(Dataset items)
=====

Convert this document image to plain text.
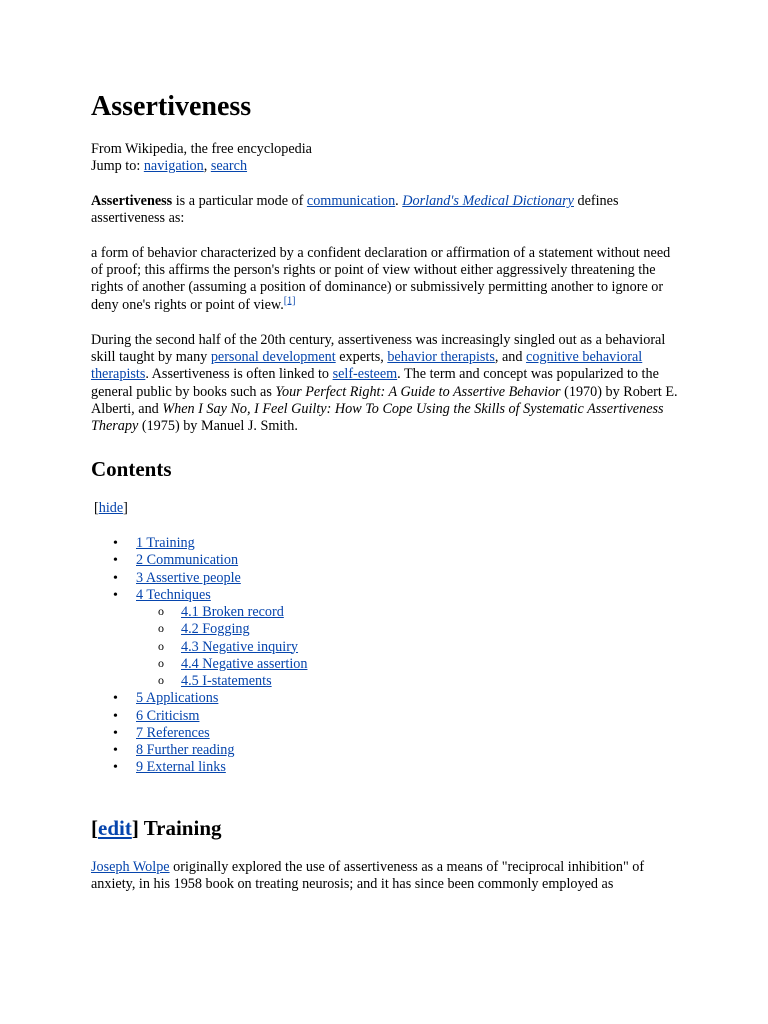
Assertiveness
From Wikipedia, the free encyclopedia
Jump to: navigation, search

Assertiveness is a particular mode of communication. Dorland's Medical Dictionary defines assertiveness as:

a form of behavior characterized by a confident declaration or affirmation of a statement without need of proof; this affirms the person's rights or point of view without either aggressively threatening the rights of another (assuming a position of dominance) or submissively permitting another to ignore or deny one's rights or point of view.[1]

During the second half of the 20th century, assertiveness was increasingly singled out as a behavioral skill taught by many personal development experts, behavior therapists, and cognitive behavioral therapists. Assertiveness is often linked to self-esteem. The term and concept was popularized to the general public by books such as Your Perfect Right: A Guide to Assertive Behavior (1970) by Robert E. Alberti, and When I Say No, I Feel Guilty: How To Cope Using the Skills of Systematic Assertiveness Therapy (1975) by Manuel J. Smith.

Contents
[hide]
• 1 Training
• 2 Communication
• 3 Assertive people
• 4 Techniques
o 4.1 Broken record
o 4.2 Fogging
o 4.3 Negative inquiry
o 4.4 Negative assertion
o 4.5 I-statements
• 5 Applications
• 6 Criticism
• 7 References
• 8 Further reading
• 9 External links
[edit] Training

Joseph Wolpe originally explored the use of assertiveness as a means of "reciprocal inhibition" of anxiety, in his 1958 book on treating neurosis; and it has since been commonly employed as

=====

What to work on: Reproduce every record word for word. The copy must contain no pictures.

Answer in full:
Convert this document image to plain text.
Assertiveness
From Wikipedia, the free encyclopedia
Jump to: navigation, search

Assertiveness is a particular mode of communication. Dorland's Medical Dictionary defines assertiveness as:

a form of behavior characterized by a confident declaration or affirmation of a statement without need of proof; this affirms the person's rights or point of view without either aggressively threatening the rights of another (assuming a position of dominance) or submissively permitting another to ignore or deny one's rights or point of view.[1]

During the second half of the 20th century, assertiveness was increasingly singled out as a behavioral skill taught by many personal development experts, behavior therapists, and cognitive behavioral therapists. Assertiveness is often linked to self-esteem. The term and concept was popularized to the general public by books such as Your Perfect Right: A Guide to Assertive Behavior (1970) by Robert E. Alberti, and When I Say No, I Feel Guilty: How To Cope Using the Skills of Systematic Assertiveness Therapy (1975) by Manuel J. Smith.

Contents
[hide]
• 1 Training
• 2 Communication
• 3 Assertive people
• 4 Techniques
o 4.1 Broken record
o 4.2 Fogging
o 4.3 Negative inquiry
o 4.4 Negative assertion
o 4.5 I-statements
• 5 Applications
• 6 Criticism
• 7 References
• 8 Further reading
• 9 External links
[edit] Training

Joseph Wolpe originally explored the use of assertiveness as a means of "reciprocal inhibition" of anxiety, in his 1958 book on treating neurosis; and it has since been commonly employed as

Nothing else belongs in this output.